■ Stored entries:
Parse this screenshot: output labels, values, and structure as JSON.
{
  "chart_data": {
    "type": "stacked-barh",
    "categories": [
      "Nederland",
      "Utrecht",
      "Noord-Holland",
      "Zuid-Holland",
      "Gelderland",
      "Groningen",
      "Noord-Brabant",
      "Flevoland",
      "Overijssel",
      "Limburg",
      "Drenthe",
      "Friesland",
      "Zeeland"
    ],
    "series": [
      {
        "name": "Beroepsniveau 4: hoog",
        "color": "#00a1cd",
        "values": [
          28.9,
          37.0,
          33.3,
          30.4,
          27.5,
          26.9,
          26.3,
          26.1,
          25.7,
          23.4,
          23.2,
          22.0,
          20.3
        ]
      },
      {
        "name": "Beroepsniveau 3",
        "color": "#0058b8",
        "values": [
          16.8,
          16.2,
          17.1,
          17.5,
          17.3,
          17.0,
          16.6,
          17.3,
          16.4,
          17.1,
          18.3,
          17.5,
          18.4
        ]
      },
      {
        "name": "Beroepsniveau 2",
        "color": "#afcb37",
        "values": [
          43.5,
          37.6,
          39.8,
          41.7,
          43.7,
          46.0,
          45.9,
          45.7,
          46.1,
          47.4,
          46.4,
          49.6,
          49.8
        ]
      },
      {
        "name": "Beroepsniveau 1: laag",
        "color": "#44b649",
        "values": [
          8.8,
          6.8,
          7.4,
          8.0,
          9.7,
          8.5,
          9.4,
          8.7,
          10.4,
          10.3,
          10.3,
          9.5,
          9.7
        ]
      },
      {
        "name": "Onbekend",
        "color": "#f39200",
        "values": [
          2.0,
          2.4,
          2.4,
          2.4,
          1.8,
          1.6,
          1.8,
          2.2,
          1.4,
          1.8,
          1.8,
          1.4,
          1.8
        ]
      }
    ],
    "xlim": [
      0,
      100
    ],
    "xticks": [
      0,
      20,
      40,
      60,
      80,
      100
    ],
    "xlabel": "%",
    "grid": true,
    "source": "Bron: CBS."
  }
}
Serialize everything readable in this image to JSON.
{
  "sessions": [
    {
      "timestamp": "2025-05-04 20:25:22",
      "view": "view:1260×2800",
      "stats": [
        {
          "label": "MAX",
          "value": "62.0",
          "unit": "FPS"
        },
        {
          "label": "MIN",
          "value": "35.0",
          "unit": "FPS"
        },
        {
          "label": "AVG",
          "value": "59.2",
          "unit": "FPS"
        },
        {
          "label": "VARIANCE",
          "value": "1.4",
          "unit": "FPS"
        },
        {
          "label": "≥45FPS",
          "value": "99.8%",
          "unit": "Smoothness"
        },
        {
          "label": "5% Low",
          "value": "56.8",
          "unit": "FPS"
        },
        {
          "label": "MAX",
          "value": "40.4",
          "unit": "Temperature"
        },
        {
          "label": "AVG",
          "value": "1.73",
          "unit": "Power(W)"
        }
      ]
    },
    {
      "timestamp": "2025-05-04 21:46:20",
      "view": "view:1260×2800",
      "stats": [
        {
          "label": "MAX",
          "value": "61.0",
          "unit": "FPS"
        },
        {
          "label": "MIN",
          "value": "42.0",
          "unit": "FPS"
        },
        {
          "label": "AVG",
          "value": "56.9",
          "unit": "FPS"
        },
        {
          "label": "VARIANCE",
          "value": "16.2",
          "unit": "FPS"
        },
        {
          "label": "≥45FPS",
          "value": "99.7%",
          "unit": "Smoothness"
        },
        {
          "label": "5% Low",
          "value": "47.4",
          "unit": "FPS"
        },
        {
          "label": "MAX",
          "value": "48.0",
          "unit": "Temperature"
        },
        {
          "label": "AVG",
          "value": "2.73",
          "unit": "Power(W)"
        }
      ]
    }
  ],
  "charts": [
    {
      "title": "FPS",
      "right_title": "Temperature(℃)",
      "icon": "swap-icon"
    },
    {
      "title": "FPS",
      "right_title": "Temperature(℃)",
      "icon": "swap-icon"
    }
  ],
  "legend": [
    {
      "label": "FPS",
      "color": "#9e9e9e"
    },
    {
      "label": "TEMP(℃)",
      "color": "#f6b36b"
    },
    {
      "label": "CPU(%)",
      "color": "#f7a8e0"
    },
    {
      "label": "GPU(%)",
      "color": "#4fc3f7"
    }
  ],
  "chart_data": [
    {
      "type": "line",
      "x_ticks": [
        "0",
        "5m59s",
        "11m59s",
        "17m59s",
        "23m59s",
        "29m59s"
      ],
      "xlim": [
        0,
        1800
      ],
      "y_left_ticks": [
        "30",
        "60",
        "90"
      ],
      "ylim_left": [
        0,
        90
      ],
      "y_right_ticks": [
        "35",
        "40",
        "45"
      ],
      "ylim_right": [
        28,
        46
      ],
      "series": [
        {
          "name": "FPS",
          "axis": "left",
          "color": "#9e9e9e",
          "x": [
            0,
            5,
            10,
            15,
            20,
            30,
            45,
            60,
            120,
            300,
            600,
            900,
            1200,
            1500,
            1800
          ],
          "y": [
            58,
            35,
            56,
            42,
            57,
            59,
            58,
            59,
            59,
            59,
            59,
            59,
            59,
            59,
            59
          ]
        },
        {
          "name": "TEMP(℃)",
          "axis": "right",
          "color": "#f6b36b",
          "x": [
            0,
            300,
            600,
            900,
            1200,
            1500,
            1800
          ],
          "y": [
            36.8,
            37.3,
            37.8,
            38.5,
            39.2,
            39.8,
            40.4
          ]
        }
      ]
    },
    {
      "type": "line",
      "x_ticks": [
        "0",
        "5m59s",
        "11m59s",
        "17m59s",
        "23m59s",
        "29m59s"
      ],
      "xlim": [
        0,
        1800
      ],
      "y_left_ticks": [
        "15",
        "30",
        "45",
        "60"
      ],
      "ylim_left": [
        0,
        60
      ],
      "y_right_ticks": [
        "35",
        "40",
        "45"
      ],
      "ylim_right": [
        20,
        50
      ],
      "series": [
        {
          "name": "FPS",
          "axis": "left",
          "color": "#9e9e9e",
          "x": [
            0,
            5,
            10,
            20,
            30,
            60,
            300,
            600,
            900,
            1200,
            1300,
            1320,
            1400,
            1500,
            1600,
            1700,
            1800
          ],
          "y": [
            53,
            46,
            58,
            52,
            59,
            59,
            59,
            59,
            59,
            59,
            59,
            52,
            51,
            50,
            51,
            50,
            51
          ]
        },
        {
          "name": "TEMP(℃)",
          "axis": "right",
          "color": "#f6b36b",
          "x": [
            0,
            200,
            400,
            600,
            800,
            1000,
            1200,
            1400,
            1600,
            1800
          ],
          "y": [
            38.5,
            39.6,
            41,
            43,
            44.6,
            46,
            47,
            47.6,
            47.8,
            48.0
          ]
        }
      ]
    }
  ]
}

■ Goal:
Quote all the records. Keep every word exact.

■ Result of this exercise:
Parse this screenshot: output labels, values, and structure as JSON.
{
  "chart_data": {
    "type": "stacked-barh",
    "categories": [
      "Nederland",
      "Utrecht",
      "Noord-Holland",
      "Zuid-Holland",
      "Gelderland",
      "Groningen",
      "Noord-Brabant",
      "Flevoland",
      "Overijssel",
      "Limburg",
      "Drenthe",
      "Friesland",
      "Zeeland"
    ],
    "series": [
      {
        "name": "Beroepsniveau 4: hoog",
        "color": "#00a1cd",
        "values": [
          28.9,
          37.0,
          33.3,
          30.4,
          27.5,
          26.9,
          26.3,
          26.1,
          25.7,
          23.4,
          23.2,
          22.0,
          20.3
        ]
      },
      {
        "name": "Beroepsniveau 3",
        "color": "#0058b8",
        "values": [
          16.8,
          16.2,
          17.1,
          17.5,
          17.3,
          17.0,
          16.6,
          17.3,
          16.4,
          17.1,
          18.3,
          17.5,
          18.4
        ]
      },
      {
        "name": "Beroepsniveau 2",
        "color": "#afcb37",
        "values": [
          43.5,
          37.6,
          39.8,
          41.7,
          43.7,
          46.0,
          45.9,
          45.7,
          46.1,
          47.4,
          46.4,
          49.6,
          49.8
        ]
      },
      {
        "name": "Beroepsniveau 1: laag",
        "color": "#44b649",
        "values": [
          8.8,
          6.8,
          7.4,
          8.0,
          9.7,
          8.5,
          9.4,
          8.7,
          10.4,
          10.3,
          10.3,
          9.5,
          9.7
        ]
      },
      {
        "name": "Onbekend",
        "color": "#f39200",
        "values": [
          2.0,
          2.4,
          2.4,
          2.4,
          1.8,
          1.6,
          1.8,
          2.2,
          1.4,
          1.8,
          1.8,
          1.4,
          1.8
        ]
      }
    ],
    "xlim": [
      0,
      100
    ],
    "xticks": [
      0,
      20,
      40,
      60,
      80,
      100
    ],
    "xlabel": "%",
    "grid": true,
    "source": "Bron: CBS."
  }
}
Serialize everything readable in this image to JSON.
{
  "sessions": [
    {
      "timestamp": "2025-05-04 20:25:22",
      "view": "view:1260×2800",
      "stats": [
        {
          "label": "MAX",
          "value": "62.0",
          "unit": "FPS"
        },
        {
          "label": "MIN",
          "value": "35.0",
          "unit": "FPS"
        },
        {
          "label": "AVG",
          "value": "59.2",
          "unit": "FPS"
        },
        {
          "label": "VARIANCE",
          "value": "1.4",
          "unit": "FPS"
        },
        {
          "label": "≥45FPS",
          "value": "99.8%",
          "unit": "Smoothness"
        },
        {
          "label": "5% Low",
          "value": "56.8",
          "unit": "FPS"
        },
        {
          "label": "MAX",
          "value": "40.4",
          "unit": "Temperature"
        },
        {
          "label": "AVG",
          "value": "1.73",
          "unit": "Power(W)"
        }
      ]
    },
    {
      "timestamp": "2025-05-04 21:46:20",
      "view": "view:1260×2800",
      "stats": [
        {
          "label": "MAX",
          "value": "61.0",
          "unit": "FPS"
        },
        {
          "label": "MIN",
          "value": "42.0",
          "unit": "FPS"
        },
        {
          "label": "AVG",
          "value": "56.9",
          "unit": "FPS"
        },
        {
          "label": "VARIANCE",
          "value": "16.2",
          "unit": "FPS"
        },
        {
          "label": "≥45FPS",
          "value": "99.7%",
          "unit": "Smoothness"
        },
        {
          "label": "5% Low",
          "value": "47.4",
          "unit": "FPS"
        },
        {
          "label": "MAX",
          "value": "48.0",
          "unit": "Temperature"
        },
        {
          "label": "AVG",
          "value": "2.73",
          "unit": "Power(W)"
        }
      ]
    }
  ],
  "charts": [
    {
      "title": "FPS",
      "right_title": "Temperature(℃)",
      "icon": "swap-icon"
    },
    {
      "title": "FPS",
      "right_title": "Temperature(℃)",
      "icon": "swap-icon"
    }
  ],
  "legend": [
    {
      "label": "FPS",
      "color": "#9e9e9e"
    },
    {
      "label": "TEMP(℃)",
      "color": "#f6b36b"
    },
    {
      "label": "CPU(%)",
      "color": "#f7a8e0"
    },
    {
      "label": "GPU(%)",
      "color": "#4fc3f7"
    }
  ],
  "chart_data": [
    {
      "type": "line",
      "x_ticks": [
        "0",
        "5m59s",
        "11m59s",
        "17m59s",
        "23m59s",
        "29m59s"
      ],
      "xlim": [
        0,
        1800
      ],
      "y_left_ticks": [
        "30",
        "60",
        "90"
      ],
      "ylim_left": [
        0,
        90
      ],
      "y_right_ticks": [
        "35",
        "40",
        "45"
      ],
      "ylim_right": [
        28,
        46
      ],
      "series": [
        {
          "name": "FPS",
          "axis": "left",
          "color": "#9e9e9e",
          "x": [
            0,
            5,
            10,
            15,
            20,
            30,
            45,
            60,
            120,
            300,
            600,
            900,
            1200,
            1500,
            1800
          ],
          "y": [
            58,
            35,
            56,
            42,
            57,
            59,
            58,
            59,
            59,
            59,
            59,
            59,
            59,
            59,
            59
          ]
        },
        {
          "name": "TEMP(℃)",
          "axis": "right",
          "color": "#f6b36b",
          "x": [
            0,
            300,
            600,
            900,
            1200,
            1500,
            1800
          ],
          "y": [
            36.8,
            37.3,
            37.8,
            38.5,
            39.2,
            39.8,
            40.4
          ]
        }
      ]
    },
    {
      "type": "line",
      "x_ticks": [
        "0",
        "5m59s",
        "11m59s",
        "17m59s",
        "23m59s",
        "29m59s"
      ],
      "xlim": [
        0,
        1800
      ],
      "y_left_ticks": [
        "15",
        "30",
        "45",
        "60"
      ],
      "ylim_left": [
        0,
        60
      ],
      "y_right_ticks": [
        "35",
        "40",
        "45"
      ],
      "ylim_right": [
        20,
        50
      ],
      "series": [
        {
          "name": "FPS",
          "axis": "left",
          "color": "#9e9e9e",
          "x": [
            0,
            5,
            10,
            20,
            30,
            60,
            300,
            600,
            900,
            1200,
            1300,
            1320,
            1400,
            1500,
            1600,
            1700,
            1800
          ],
          "y": [
            53,
            46,
            58,
            52,
            59,
            59,
            59,
            59,
            59,
            59,
            59,
            52,
            51,
            50,
            51,
            50,
            51
          ]
        },
        {
          "name": "TEMP(℃)",
          "axis": "right",
          "color": "#f6b36b",
          "x": [
            0,
            200,
            400,
            600,
            800,
            1000,
            1200,
            1400,
            1600,
            1800
          ],
          "y": [
            38.5,
            39.6,
            41,
            43,
            44.6,
            46,
            47,
            47.6,
            47.8,
            48.0
          ]
        }
      ]
    }
  ]
}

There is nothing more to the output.